====== ROWS

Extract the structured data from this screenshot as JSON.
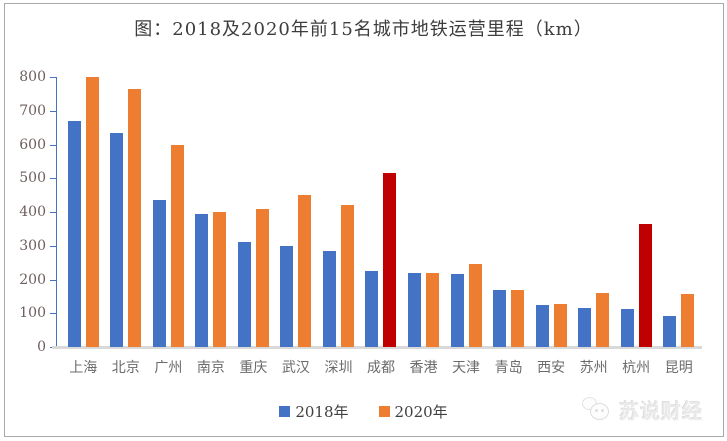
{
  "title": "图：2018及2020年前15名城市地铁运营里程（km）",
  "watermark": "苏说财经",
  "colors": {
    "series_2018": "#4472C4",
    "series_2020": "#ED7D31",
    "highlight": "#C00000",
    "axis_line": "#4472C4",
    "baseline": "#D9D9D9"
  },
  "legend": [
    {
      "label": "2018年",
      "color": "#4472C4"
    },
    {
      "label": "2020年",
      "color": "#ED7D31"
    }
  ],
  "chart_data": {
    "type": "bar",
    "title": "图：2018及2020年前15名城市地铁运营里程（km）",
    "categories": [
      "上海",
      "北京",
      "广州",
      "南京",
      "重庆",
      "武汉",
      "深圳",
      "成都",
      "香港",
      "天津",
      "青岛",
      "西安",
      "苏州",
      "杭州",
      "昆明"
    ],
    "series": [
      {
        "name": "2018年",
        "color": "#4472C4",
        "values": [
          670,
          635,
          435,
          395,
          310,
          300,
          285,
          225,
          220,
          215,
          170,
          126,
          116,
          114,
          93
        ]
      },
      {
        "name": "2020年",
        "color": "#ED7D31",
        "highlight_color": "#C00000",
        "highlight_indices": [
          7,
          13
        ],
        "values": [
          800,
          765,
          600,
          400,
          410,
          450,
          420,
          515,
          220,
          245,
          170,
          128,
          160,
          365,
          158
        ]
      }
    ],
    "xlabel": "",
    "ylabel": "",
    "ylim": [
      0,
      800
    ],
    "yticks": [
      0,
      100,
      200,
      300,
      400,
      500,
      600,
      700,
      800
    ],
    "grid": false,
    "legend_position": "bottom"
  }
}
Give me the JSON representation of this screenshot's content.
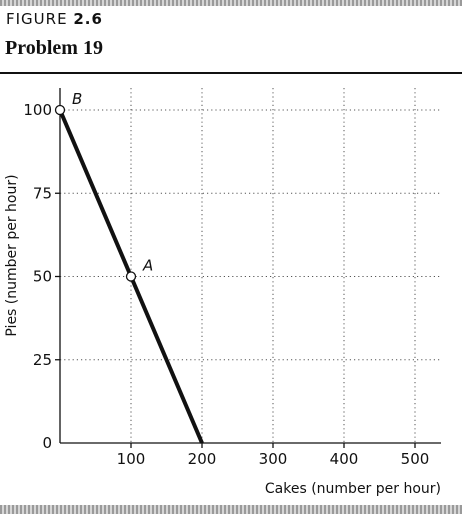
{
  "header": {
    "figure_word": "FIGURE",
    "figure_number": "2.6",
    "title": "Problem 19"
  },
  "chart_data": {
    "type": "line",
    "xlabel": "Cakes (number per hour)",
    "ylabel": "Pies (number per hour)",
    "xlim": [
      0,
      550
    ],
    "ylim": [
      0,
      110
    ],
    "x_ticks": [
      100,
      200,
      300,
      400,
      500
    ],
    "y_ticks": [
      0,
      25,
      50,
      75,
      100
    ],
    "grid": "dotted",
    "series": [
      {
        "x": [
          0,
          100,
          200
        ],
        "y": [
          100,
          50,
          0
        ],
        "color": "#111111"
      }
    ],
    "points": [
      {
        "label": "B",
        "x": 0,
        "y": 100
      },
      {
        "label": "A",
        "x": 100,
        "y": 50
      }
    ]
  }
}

============

Omit the pictures. Transcribe every record exactly.

Extract the structured data from this screenshot as JSON.
{
  "title": "图：2018及2020年前15名城市地铁运营里程（km）",
  "watermark": "苏说财经",
  "colors": {
    "series_2018": "#4472C4",
    "series_2020": "#ED7D31",
    "highlight": "#C00000",
    "axis_line": "#4472C4",
    "baseline": "#D9D9D9"
  },
  "legend": [
    {
      "label": "2018年",
      "color": "#4472C4"
    },
    {
      "label": "2020年",
      "color": "#ED7D31"
    }
  ],
  "chart_data": {
    "type": "bar",
    "title": "图：2018及2020年前15名城市地铁运营里程（km）",
    "categories": [
      "上海",
      "北京",
      "广州",
      "南京",
      "重庆",
      "武汉",
      "深圳",
      "成都",
      "香港",
      "天津",
      "青岛",
      "西安",
      "苏州",
      "杭州",
      "昆明"
    ],
    "series": [
      {
        "name": "2018年",
        "color": "#4472C4",
        "values": [
          670,
          635,
          435,
          395,
          310,
          300,
          285,
          225,
          220,
          215,
          170,
          126,
          116,
          114,
          93
        ]
      },
      {
        "name": "2020年",
        "color": "#ED7D31",
        "highlight_color": "#C00000",
        "highlight_indices": [
          7,
          13
        ],
        "values": [
          800,
          765,
          600,
          400,
          410,
          450,
          420,
          515,
          220,
          245,
          170,
          128,
          160,
          365,
          158
        ]
      }
    ],
    "xlabel": "",
    "ylabel": "",
    "ylim": [
      0,
      800
    ],
    "yticks": [
      0,
      100,
      200,
      300,
      400,
      500,
      600,
      700,
      800
    ],
    "grid": false,
    "legend_position": "bottom"
  }
}
Give me the JSON representation of this screenshot's content.
{
  "header": {
    "figure_word": "FIGURE",
    "figure_number": "2.6",
    "title": "Problem 19"
  },
  "chart_data": {
    "type": "line",
    "xlabel": "Cakes (number per hour)",
    "ylabel": "Pies (number per hour)",
    "xlim": [
      0,
      550
    ],
    "ylim": [
      0,
      110
    ],
    "x_ticks": [
      100,
      200,
      300,
      400,
      500
    ],
    "y_ticks": [
      0,
      25,
      50,
      75,
      100
    ],
    "grid": "dotted",
    "series": [
      {
        "x": [
          0,
          100,
          200
        ],
        "y": [
          100,
          50,
          0
        ],
        "color": "#111111"
      }
    ],
    "points": [
      {
        "label": "B",
        "x": 0,
        "y": 100
      },
      {
        "label": "A",
        "x": 100,
        "y": 50
      }
    ]
  }
}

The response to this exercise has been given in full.